▶ **Document passage**

What began to emerge was a consistent and controversial pattern—one that might damage Woodberry’s career, warned Smith. “I thought it was a great, daring project, but I advised [him] that lots of people wouldn’t like it if the story panned out,” Smith says. “For [him] to suggest that the missionary movement had this strong, positive influence on liberal democratization—you couldn’t think of a more unbelievable and offensive story to tell a lot of secular academics.”
For many of our contemporaries, no one sums up missionaries of an earlier era like Nathan Price. The patriarch in Barbara Kingsolver’s 1998 novel, The Poisonwood Bible, Price tries to baptize new Congolese Christians in a river filled with crocodiles. He proclaims Tata Jesus is bangala!, thinking he is saying, “Jesus is beloved.” In fact, the phrase means, “Jesus is poisonwood.” Despite being corrected many times, Price repeats the phrase until his death—Kingsolver’s none-too-subtle metaphor for the culturally insensitive folly of modern missions.

▶ **Provided material**

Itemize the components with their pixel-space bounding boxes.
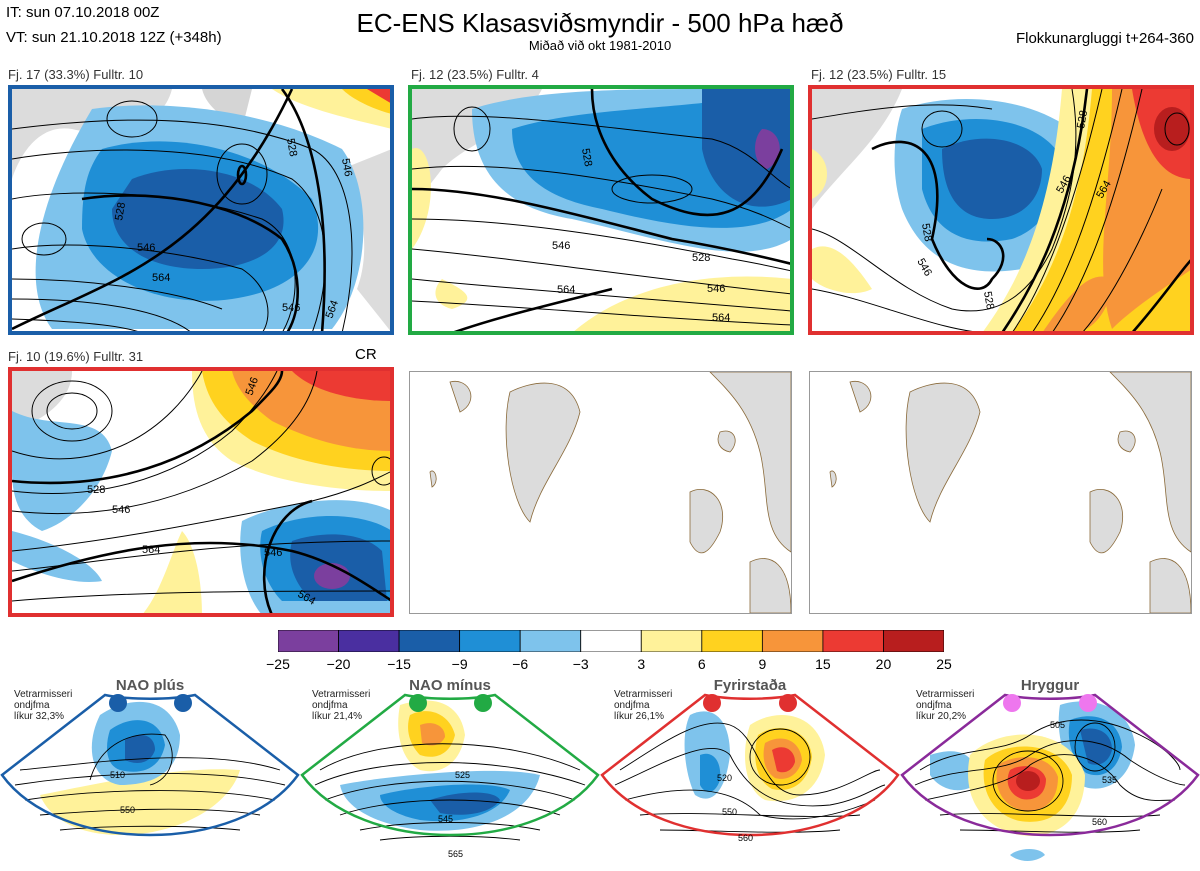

▶ **Objectives**
a) Name each scholar, novelist, or novel character mentioned in the missionaries passage.
b) Using the missionaries passage, say whether each statement agrees with it: (i) Smith considered the project daring; (ii) The Poisonwood Bible was published in 1998; (iii) Price stops using the phrase after being corrected. Answer yes or no for each and quote the words that decide it.
c) Carry on the missionaries passage from its final sentence.
The lines are separate material, apart from the missionaries passage.

▶ **Answers in order**
a) Woodberry, Smith, Nathan Price, Barbara Kingsolver

b)
(i) Yes: "I thought it was a great, daring project"
(ii) Yes: "Barbara Kingsolver’s 1998 novel, The Poisonwood Bible"
(iii) No: "Despite being corrected many times, Price repeats the phrase until his death"

c)
For some reason, no one has written a best-selling book about the real-life 19th-century missionary John Mackenzie. When white settlers in South Africa threatened to take over the natives’ land, Mackenzie helped his friend and political ally Khama III travel to Britain. There, Mackenzie and his colleagues held petition drives, translated for Khama and two other chiefs at political rallies, and even arranged a meeting with Queen Victoria. Ultimately their efforts convinced Britain to enact a land protection agreement. Without it, the nation of Botswana would likely not exist today.
The annals of Western Protestant missions include Nathan Prices, of course. But thanks to a quiet, persistent sociologist named Robert Woodberry, we now know for certain that they include many more John Mackenzies. In fact, the work of missionaries like Mackenzie turns out to be the single largest factor in ensuring the health of nations.
‘This Is Why God Made Me’
Fourteen years ago, Woodberry was a graduate student in sociology at the University of North Carolina–Chapel Hill (UNC). The son of J. Dudley Woodberry, a professor of Islamic studies and now a dean emeritus at Fuller Theological Seminary, started studying in UNC’s respected PhD program with one of its most influential figures, Christian Smith (now at the University of Notre Dame). But as Woodberry cast about for a fruitful line of research of his own, he grew discontented.
“Most of the research I studied was about American religion,” he says of early graduate school. “It wasn’t [my] passion, and it didn’t feel like a calling, something I could pour my life into.”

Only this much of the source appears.